Return every record below exactly as written, but leave out the pictures.

Data entries:
====
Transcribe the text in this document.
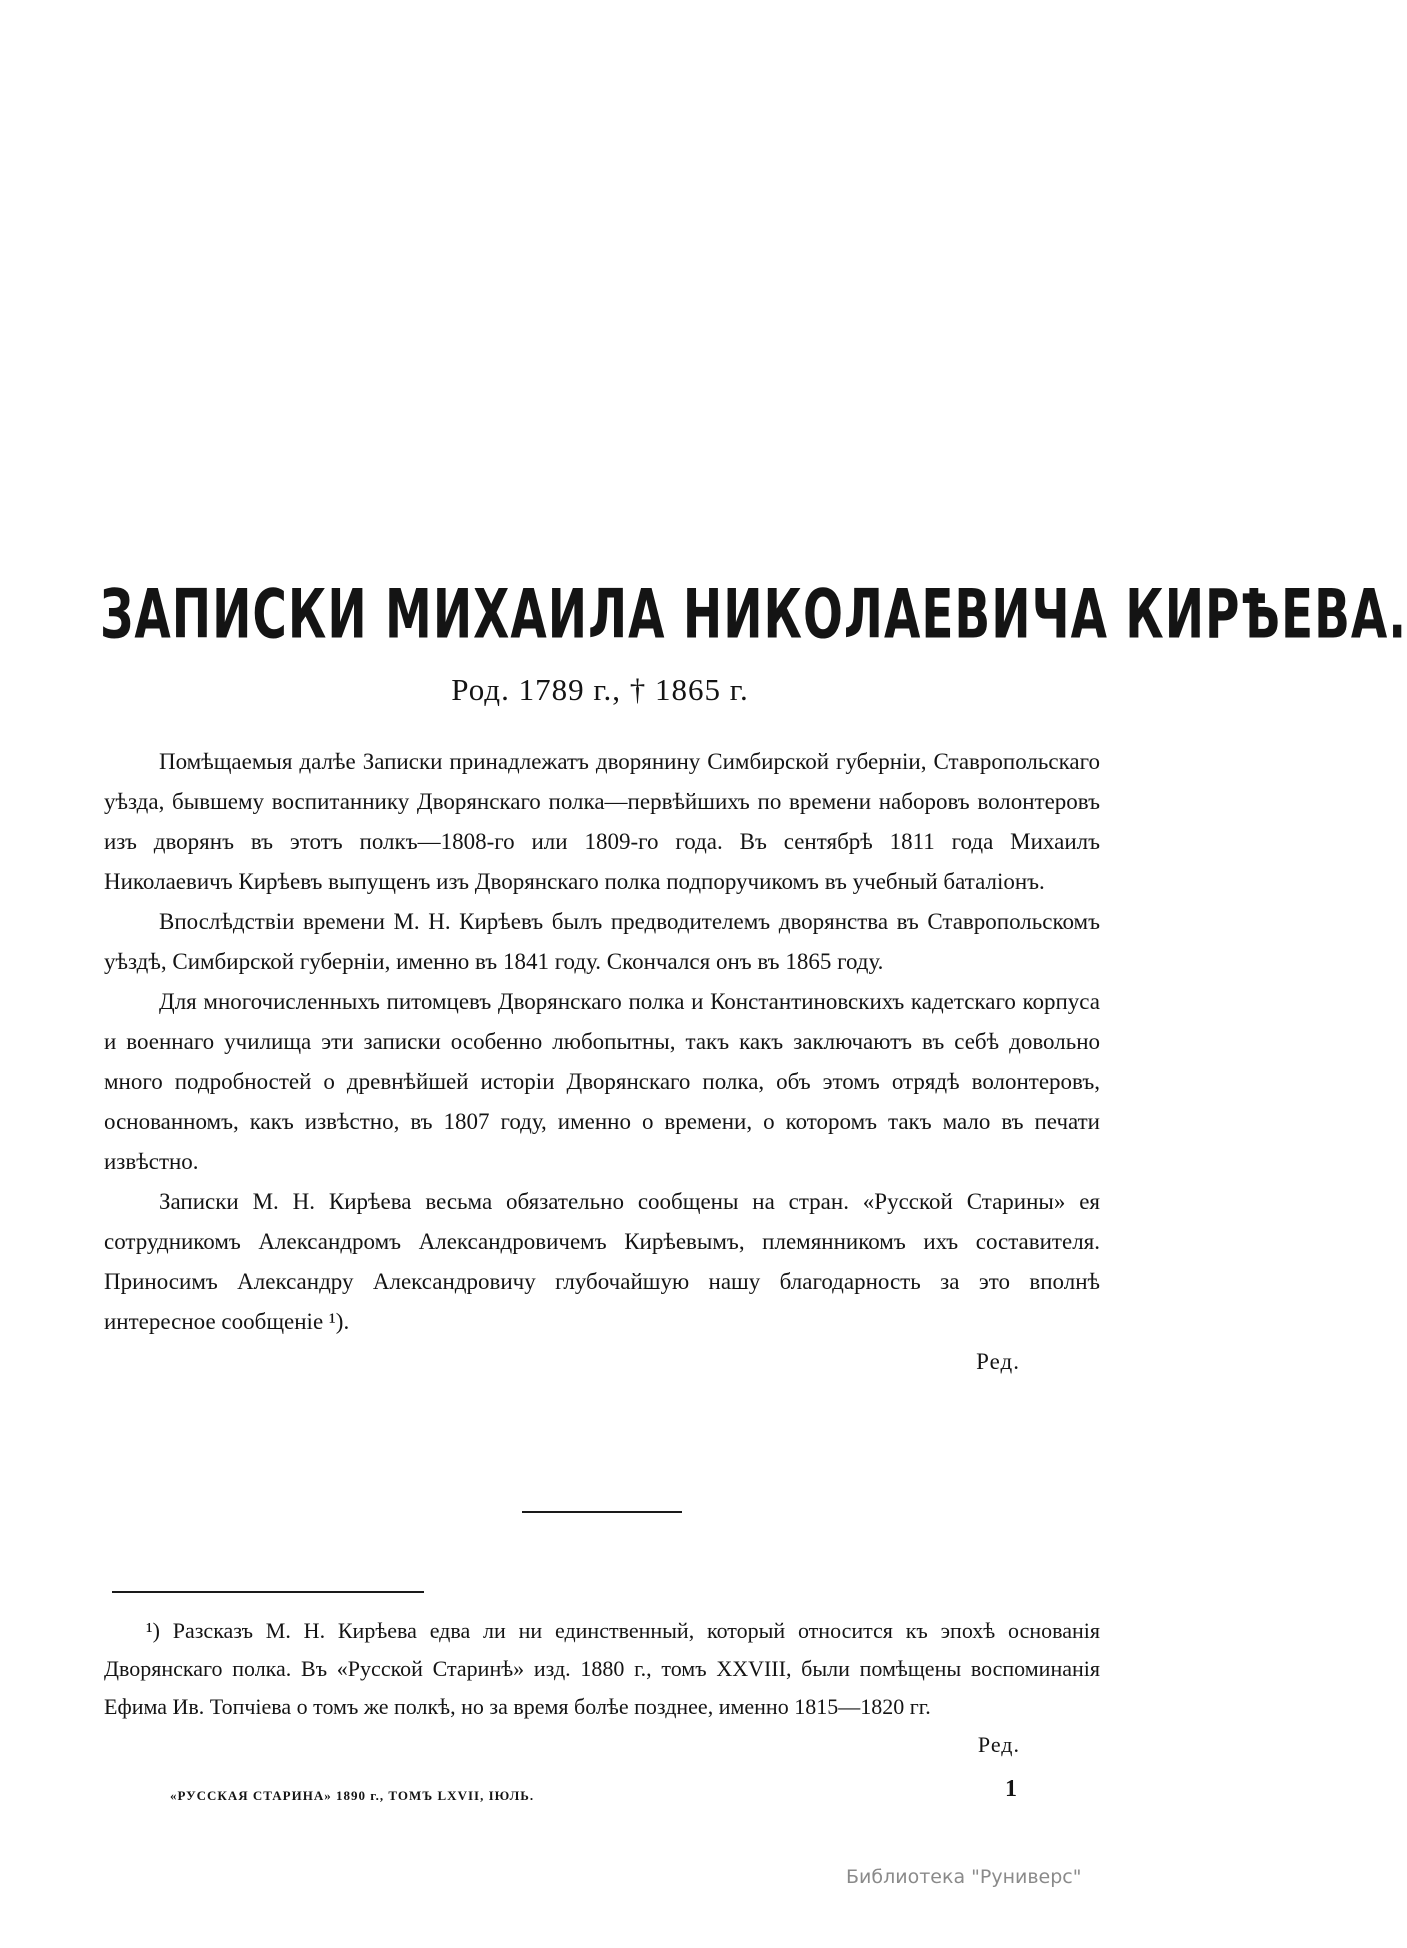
ЗАПИСКИ МИХАИЛА НИКОЛАЕВИЧА КИРѢЕВА.

Род. 1789 г., † 1865 г.

Помѣщаемыя далѣе Записки принадлежатъ дворянину Симбирской губерніи, Ставропольскаго уѣзда, бывшему воспитаннику Дворянскаго полка—первѣйшихъ по времени наборовъ волонтеровъ изъ дворянъ въ этотъ полкъ—1808-го или 1809-го года. Въ сентябрѣ 1811 года Михаилъ Николаевичъ Кирѣевъ выпущенъ изъ Дворянскаго полка подпоручикомъ въ учебный баталіонъ.

Впослѣдствіи времени М. Н. Кирѣевъ былъ предводителемъ дворянства въ Ставропольскомъ уѣздѣ, Симбирской губерніи, именно въ 1841 году. Скончался онъ въ 1865 году.

Для многочисленныхъ питомцевъ Дворянскаго полка и Константиновскихъ кадетскаго корпуса и военнаго училища эти записки особенно любопытны, такъ какъ заключаютъ въ себѣ довольно много подробностей о древнѣйшей исторіи Дворянскаго полка, объ этомъ отрядѣ волонтеровъ, основанномъ, какъ извѣстно, въ 1807 году, именно о времени, о которомъ такъ мало въ печати извѣстно.

Записки М. Н. Кирѣева весьма обязательно сообщены на стран. «Русской Старины» ея сотрудникомъ Александромъ Александровичемъ Кирѣевымъ, племянникомъ ихъ составителя. Приносимъ Александру Александровичу глубочайшую нашу благодарность за это вполнѣ интересное сообщеніе ¹).

Ред.

¹) Разсказъ М. Н. Кирѣева едва ли ни единственный, который относится къ эпохѣ основанія Дворянскаго полка. Въ «Русской Старинѣ» изд. 1880 г., томъ XXVIII, были помѣщены воспоминанія Ефима Ив. Топчіева о томъ же полкѣ, но за время болѣе позднее, именно 1815—1820 гг.

Ред.

«РУССКАЯ СТАРИНА» 1890 г., ТОМЪ LXVII, ІЮЛЬ.	1
Библиотека "Руниверс"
====
→ **Answer for this exercise**
Transcribe the text in this document.
ЗАПИСКИ МИХАИЛА НИКОЛАЕВИЧА КИРѢЕВА.

Род. 1789 г., † 1865 г.

Помѣщаемыя далѣе Записки принадлежатъ дворянину Симбирской губерніи, Ставропольскаго уѣзда, бывшему воспитаннику Дворянскаго полка—первѣйшихъ по времени наборовъ волонтеровъ изъ дворянъ въ этотъ полкъ—1808-го или 1809-го года. Въ сентябрѣ 1811 года Михаилъ Николаевичъ Кирѣевъ выпущенъ изъ Дворянскаго полка подпоручикомъ въ учебный баталіонъ.

Впослѣдствіи времени М. Н. Кирѣевъ былъ предводителемъ дворянства въ Ставропольскомъ уѣздѣ, Симбирской губерніи, именно въ 1841 году. Скончался онъ въ 1865 году.

Для многочисленныхъ питомцевъ Дворянскаго полка и Константиновскихъ кадетскаго корпуса и военнаго училища эти записки особенно любопытны, такъ какъ заключаютъ въ себѣ довольно много подробностей о древнѣйшей исторіи Дворянскаго полка, объ этомъ отрядѣ волонтеровъ, основанномъ, какъ извѣстно, въ 1807 году, именно о времени, о которомъ такъ мало въ печати извѣстно.

Записки М. Н. Кирѣева весьма обязательно сообщены на стран. «Русской Старины» ея сотрудникомъ Александромъ Александровичемъ Кирѣевымъ, племянникомъ ихъ составителя. Приносимъ Александру Александровичу глубочайшую нашу благодарность за это вполнѣ интересное сообщеніе ¹).

Ред.

¹) Разсказъ М. Н. Кирѣева едва ли ни единственный, который относится къ эпохѣ основанія Дворянскаго полка. Въ «Русской Старинѣ» изд. 1880 г., томъ XXVIII, были помѣщены воспоминанія Ефима Ив. Топчіева о томъ же полкѣ, но за время болѣе позднее, именно 1815—1820 гг.

Ред.

«РУССКАЯ СТАРИНА» 1890 г., ТОМЪ LXVII, ІЮЛЬ.	1
Библиотека "Руниверс"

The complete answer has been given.